● What is needed
An exact copy of the records is required, minus the pictures they hold.

● Rows
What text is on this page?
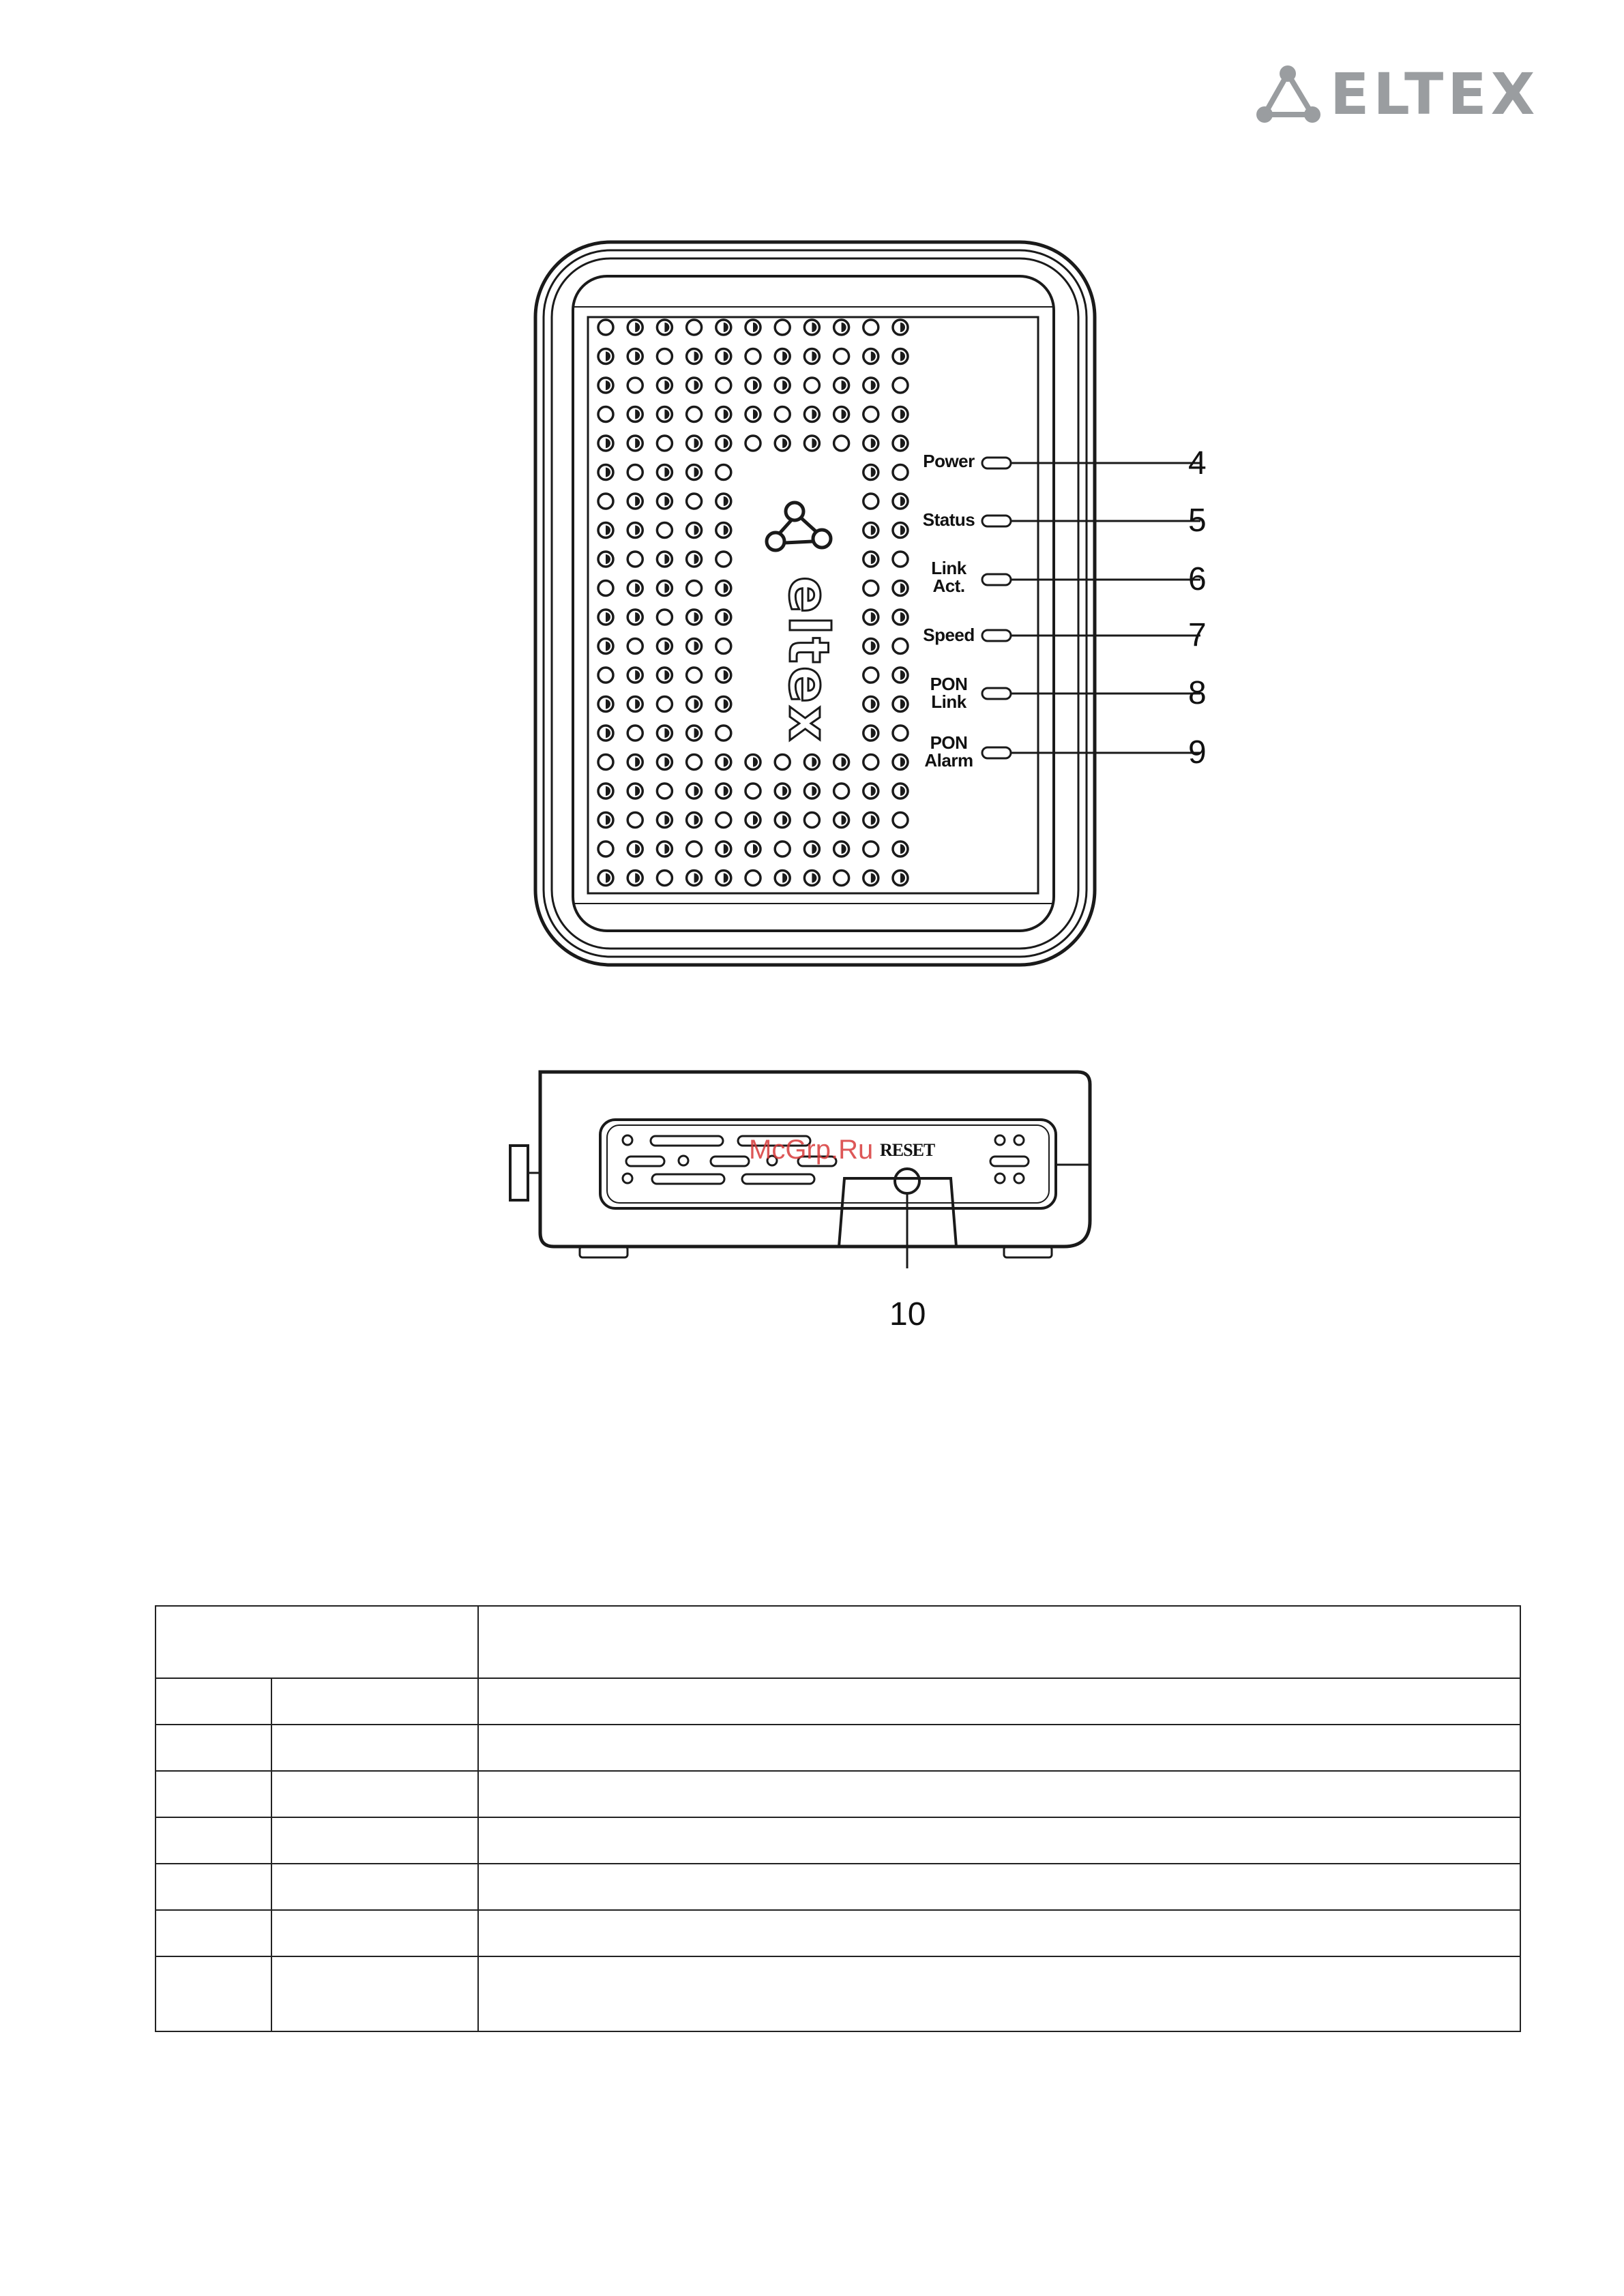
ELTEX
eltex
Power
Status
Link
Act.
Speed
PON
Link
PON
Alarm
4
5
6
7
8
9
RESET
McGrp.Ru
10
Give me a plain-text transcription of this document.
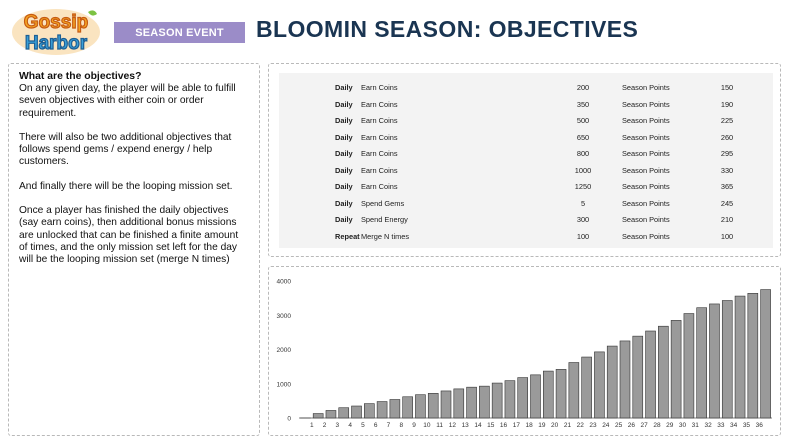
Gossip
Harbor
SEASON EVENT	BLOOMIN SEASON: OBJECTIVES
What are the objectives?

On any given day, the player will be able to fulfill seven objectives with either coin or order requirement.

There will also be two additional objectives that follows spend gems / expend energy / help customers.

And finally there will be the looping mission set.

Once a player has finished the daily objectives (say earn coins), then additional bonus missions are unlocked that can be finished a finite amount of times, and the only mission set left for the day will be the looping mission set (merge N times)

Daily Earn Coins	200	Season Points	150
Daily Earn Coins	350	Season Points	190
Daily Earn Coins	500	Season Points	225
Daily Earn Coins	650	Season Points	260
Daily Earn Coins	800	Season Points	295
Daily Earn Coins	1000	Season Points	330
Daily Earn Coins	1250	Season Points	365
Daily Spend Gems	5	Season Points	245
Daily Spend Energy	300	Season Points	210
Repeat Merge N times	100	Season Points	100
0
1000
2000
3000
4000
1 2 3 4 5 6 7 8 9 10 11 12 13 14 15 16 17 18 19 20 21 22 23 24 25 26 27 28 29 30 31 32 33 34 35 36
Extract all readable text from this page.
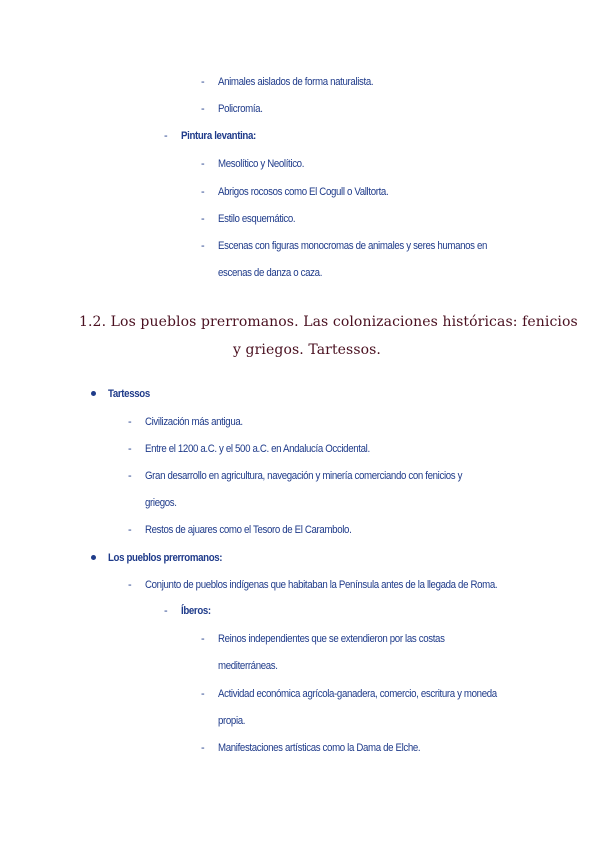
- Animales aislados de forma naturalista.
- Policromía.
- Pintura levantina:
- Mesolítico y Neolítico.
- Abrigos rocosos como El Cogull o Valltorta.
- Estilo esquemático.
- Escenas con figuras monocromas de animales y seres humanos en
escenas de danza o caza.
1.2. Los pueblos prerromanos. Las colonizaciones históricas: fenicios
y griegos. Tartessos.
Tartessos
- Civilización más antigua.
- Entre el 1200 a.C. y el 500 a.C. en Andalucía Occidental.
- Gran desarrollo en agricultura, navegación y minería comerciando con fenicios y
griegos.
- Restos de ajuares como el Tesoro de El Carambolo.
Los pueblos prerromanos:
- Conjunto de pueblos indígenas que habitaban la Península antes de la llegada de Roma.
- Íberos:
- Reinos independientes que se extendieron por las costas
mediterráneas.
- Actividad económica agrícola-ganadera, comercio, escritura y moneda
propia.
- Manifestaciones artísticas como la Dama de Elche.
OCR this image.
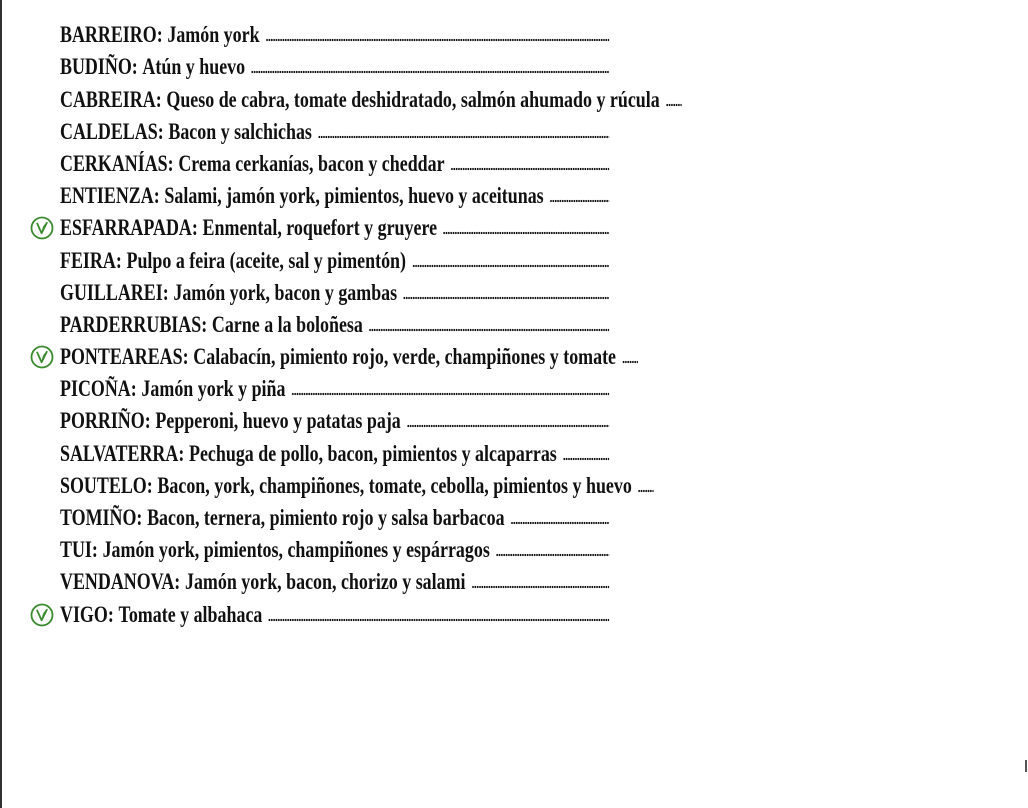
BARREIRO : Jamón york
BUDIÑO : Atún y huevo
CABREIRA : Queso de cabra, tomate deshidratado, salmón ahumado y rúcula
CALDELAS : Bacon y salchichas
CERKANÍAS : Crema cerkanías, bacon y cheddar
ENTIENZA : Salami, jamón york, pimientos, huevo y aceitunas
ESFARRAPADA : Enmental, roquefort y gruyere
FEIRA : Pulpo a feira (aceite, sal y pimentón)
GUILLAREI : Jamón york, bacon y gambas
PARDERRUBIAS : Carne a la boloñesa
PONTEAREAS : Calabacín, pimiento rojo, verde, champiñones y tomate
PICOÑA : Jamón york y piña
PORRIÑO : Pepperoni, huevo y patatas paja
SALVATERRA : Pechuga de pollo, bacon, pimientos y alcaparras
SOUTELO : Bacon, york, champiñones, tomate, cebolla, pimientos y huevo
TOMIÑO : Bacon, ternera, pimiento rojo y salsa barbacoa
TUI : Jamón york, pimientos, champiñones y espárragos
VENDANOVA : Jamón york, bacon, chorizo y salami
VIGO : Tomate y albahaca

● Final result
What text is on this page?
ELTEX
eltex
Power
Status
Link
Act.
Speed
PON
Link
PON
Alarm
4
5
6
7
8
9
RESET
McGrp.Ru
10
Give me a plain-text transcription of this document.
Gossip
Harbor
SEASON EVENT	BLOOMIN SEASON: OBJECTIVES
What are the objectives?

On any given day, the player will be able to fulfill seven objectives with either coin or order requirement.

There will also be two additional objectives that follows spend gems / expend energy / help customers.

And finally there will be the looping mission set.

Once a player has finished the daily objectives (say earn coins), then additional bonus missions are unlocked that can be finished a finite amount of times, and the only mission set left for the day will be the looping mission set (merge N times)

Daily Earn Coins	200	Season Points	150
Daily Earn Coins	350	Season Points	190
Daily Earn Coins	500	Season Points	225
Daily Earn Coins	650	Season Points	260
Daily Earn Coins	800	Season Points	295
Daily Earn Coins	1000	Season Points	330
Daily Earn Coins	1250	Season Points	365
Daily Spend Gems	5	Season Points	245
Daily Spend Energy	300	Season Points	210
Repeat Merge N times	100	Season Points	100
0
1000
2000
3000
4000
1 2 3 4 5 6 7 8 9 10 11 12 13 14 15 16 17 18 19 20 21 22 23 24 25 26 27 28 29 30 31 32 33 34 35 36
Extract all readable text from this page.
- Animales aislados de forma naturalista.
- Policromía.
- Pintura levantina:
- Mesolítico y Neolítico.
- Abrigos rocosos como El Cogull o Valltorta.
- Estilo esquemático.
- Escenas con figuras monocromas de animales y seres humanos en
escenas de danza o caza.
1.2. Los pueblos prerromanos. Las colonizaciones históricas: fenicios
y griegos. Tartessos.
Tartessos
- Civilización más antigua.
- Entre el 1200 a.C. y el 500 a.C. en Andalucía Occidental.
- Gran desarrollo en agricultura, navegación y minería comerciando con fenicios y
griegos.
- Restos de ajuares como el Tesoro de El Carambolo.
Los pueblos prerromanos:
- Conjunto de pueblos indígenas que habitaban la Península antes de la llegada de Roma.
- Íberos:
- Reinos independientes que se extendieron por las costas
mediterráneas.
- Actividad económica agrícola-ganadera, comercio, escritura y moneda
propia.
- Manifestaciones artísticas como la Dama de Elche.
OCR this image.
BARREIRO : Jamón york
BUDIÑO : Atún y huevo
CABREIRA : Queso de cabra, tomate deshidratado, salmón ahumado y rúcula
CALDELAS : Bacon y salchichas
CERKANÍAS : Crema cerkanías, bacon y cheddar
ENTIENZA : Salami, jamón york, pimientos, huevo y aceitunas
ESFARRAPADA : Enmental, roquefort y gruyere
FEIRA : Pulpo a feira (aceite, sal y pimentón)
GUILLAREI : Jamón york, bacon y gambas
PARDERRUBIAS : Carne a la boloñesa
PONTEAREAS : Calabacín, pimiento rojo, verde, champiñones y tomate
PICOÑA : Jamón york y piña
PORRIÑO : Pepperoni, huevo y patatas paja
SALVATERRA : Pechuga de pollo, bacon, pimientos y alcaparras
SOUTELO : Bacon, york, champiñones, tomate, cebolla, pimientos y huevo
TOMIÑO : Bacon, ternera, pimiento rojo y salsa barbacoa
TUI : Jamón york, pimientos, champiñones y espárragos
VENDANOVA : Jamón york, bacon, chorizo y salami
VIGO : Tomate y albahaca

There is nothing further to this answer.